Stated goal
Reproduce the material in full, unchanged.

Supplied data
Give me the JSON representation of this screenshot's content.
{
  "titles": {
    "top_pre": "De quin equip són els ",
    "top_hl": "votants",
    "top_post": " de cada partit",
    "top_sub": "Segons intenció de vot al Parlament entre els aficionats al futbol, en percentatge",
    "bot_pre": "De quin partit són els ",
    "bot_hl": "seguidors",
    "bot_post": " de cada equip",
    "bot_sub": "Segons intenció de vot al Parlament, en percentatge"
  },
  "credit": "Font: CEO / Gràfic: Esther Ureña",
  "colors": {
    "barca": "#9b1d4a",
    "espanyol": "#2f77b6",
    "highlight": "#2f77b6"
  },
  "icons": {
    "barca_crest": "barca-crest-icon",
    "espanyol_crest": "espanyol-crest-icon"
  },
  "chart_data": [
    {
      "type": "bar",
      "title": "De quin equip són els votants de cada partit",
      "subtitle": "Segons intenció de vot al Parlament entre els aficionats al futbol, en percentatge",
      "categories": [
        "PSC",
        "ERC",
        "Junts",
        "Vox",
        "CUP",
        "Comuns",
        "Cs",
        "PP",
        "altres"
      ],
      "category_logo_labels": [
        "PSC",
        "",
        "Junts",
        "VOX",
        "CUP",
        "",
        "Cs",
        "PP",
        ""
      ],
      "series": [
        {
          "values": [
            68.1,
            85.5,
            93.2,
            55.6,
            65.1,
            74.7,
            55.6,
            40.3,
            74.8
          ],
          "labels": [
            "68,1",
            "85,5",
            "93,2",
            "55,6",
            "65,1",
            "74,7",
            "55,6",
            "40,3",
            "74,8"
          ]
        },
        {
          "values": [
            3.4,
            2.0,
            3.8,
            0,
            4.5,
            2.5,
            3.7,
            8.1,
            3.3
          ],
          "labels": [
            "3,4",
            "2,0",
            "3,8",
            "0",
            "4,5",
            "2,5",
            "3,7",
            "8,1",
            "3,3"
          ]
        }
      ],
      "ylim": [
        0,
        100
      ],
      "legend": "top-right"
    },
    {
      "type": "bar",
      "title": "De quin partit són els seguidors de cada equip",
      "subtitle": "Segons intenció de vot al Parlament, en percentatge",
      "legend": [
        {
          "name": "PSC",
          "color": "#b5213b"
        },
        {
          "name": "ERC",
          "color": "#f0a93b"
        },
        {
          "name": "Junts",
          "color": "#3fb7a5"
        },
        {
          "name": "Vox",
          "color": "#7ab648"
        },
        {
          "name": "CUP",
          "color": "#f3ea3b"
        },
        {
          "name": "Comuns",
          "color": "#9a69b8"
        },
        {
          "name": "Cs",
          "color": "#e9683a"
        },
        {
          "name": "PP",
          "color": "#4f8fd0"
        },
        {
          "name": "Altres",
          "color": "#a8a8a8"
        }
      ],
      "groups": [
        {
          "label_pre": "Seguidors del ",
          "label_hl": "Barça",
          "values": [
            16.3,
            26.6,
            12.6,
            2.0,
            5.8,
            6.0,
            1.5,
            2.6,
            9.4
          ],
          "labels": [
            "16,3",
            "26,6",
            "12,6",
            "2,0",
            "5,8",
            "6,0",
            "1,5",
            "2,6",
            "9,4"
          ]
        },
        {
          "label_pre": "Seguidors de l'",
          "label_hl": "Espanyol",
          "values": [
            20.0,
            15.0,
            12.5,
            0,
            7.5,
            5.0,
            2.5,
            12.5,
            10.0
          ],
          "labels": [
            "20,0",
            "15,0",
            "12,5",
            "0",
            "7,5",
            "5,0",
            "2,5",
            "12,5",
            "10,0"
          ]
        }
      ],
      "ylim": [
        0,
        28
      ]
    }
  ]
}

Result
Give me the JSON representation of this screenshot's content.
{
  "titles": {
    "top_pre": "De quin equip són els ",
    "top_hl": "votants",
    "top_post": " de cada partit",
    "top_sub": "Segons intenció de vot al Parlament entre els aficionats al futbol, en percentatge",
    "bot_pre": "De quin partit són els ",
    "bot_hl": "seguidors",
    "bot_post": " de cada equip",
    "bot_sub": "Segons intenció de vot al Parlament, en percentatge"
  },
  "credit": "Font: CEO / Gràfic: Esther Ureña",
  "colors": {
    "barca": "#9b1d4a",
    "espanyol": "#2f77b6",
    "highlight": "#2f77b6"
  },
  "icons": {
    "barca_crest": "barca-crest-icon",
    "espanyol_crest": "espanyol-crest-icon"
  },
  "chart_data": [
    {
      "type": "bar",
      "title": "De quin equip són els votants de cada partit",
      "subtitle": "Segons intenció de vot al Parlament entre els aficionats al futbol, en percentatge",
      "categories": [
        "PSC",
        "ERC",
        "Junts",
        "Vox",
        "CUP",
        "Comuns",
        "Cs",
        "PP",
        "altres"
      ],
      "category_logo_labels": [
        "PSC",
        "",
        "Junts",
        "VOX",
        "CUP",
        "",
        "Cs",
        "PP",
        ""
      ],
      "series": [
        {
          "values": [
            68.1,
            85.5,
            93.2,
            55.6,
            65.1,
            74.7,
            55.6,
            40.3,
            74.8
          ],
          "labels": [
            "68,1",
            "85,5",
            "93,2",
            "55,6",
            "65,1",
            "74,7",
            "55,6",
            "40,3",
            "74,8"
          ]
        },
        {
          "values": [
            3.4,
            2.0,
            3.8,
            0,
            4.5,
            2.5,
            3.7,
            8.1,
            3.3
          ],
          "labels": [
            "3,4",
            "2,0",
            "3,8",
            "0",
            "4,5",
            "2,5",
            "3,7",
            "8,1",
            "3,3"
          ]
        }
      ],
      "ylim": [
        0,
        100
      ],
      "legend": "top-right"
    },
    {
      "type": "bar",
      "title": "De quin partit són els seguidors de cada equip",
      "subtitle": "Segons intenció de vot al Parlament, en percentatge",
      "legend": [
        {
          "name": "PSC",
          "color": "#b5213b"
        },
        {
          "name": "ERC",
          "color": "#f0a93b"
        },
        {
          "name": "Junts",
          "color": "#3fb7a5"
        },
        {
          "name": "Vox",
          "color": "#7ab648"
        },
        {
          "name": "CUP",
          "color": "#f3ea3b"
        },
        {
          "name": "Comuns",
          "color": "#9a69b8"
        },
        {
          "name": "Cs",
          "color": "#e9683a"
        },
        {
          "name": "PP",
          "color": "#4f8fd0"
        },
        {
          "name": "Altres",
          "color": "#a8a8a8"
        }
      ],
      "groups": [
        {
          "label_pre": "Seguidors del ",
          "label_hl": "Barça",
          "values": [
            16.3,
            26.6,
            12.6,
            2.0,
            5.8,
            6.0,
            1.5,
            2.6,
            9.4
          ],
          "labels": [
            "16,3",
            "26,6",
            "12,6",
            "2,0",
            "5,8",
            "6,0",
            "1,5",
            "2,6",
            "9,4"
          ]
        },
        {
          "label_pre": "Seguidors de l'",
          "label_hl": "Espanyol",
          "values": [
            20.0,
            15.0,
            12.5,
            0,
            7.5,
            5.0,
            2.5,
            12.5,
            10.0
          ],
          "labels": [
            "20,0",
            "15,0",
            "12,5",
            "0",
            "7,5",
            "5,0",
            "2,5",
            "12,5",
            "10,0"
          ]
        }
      ],
      "ylim": [
        0,
        28
      ]
    }
  ]
}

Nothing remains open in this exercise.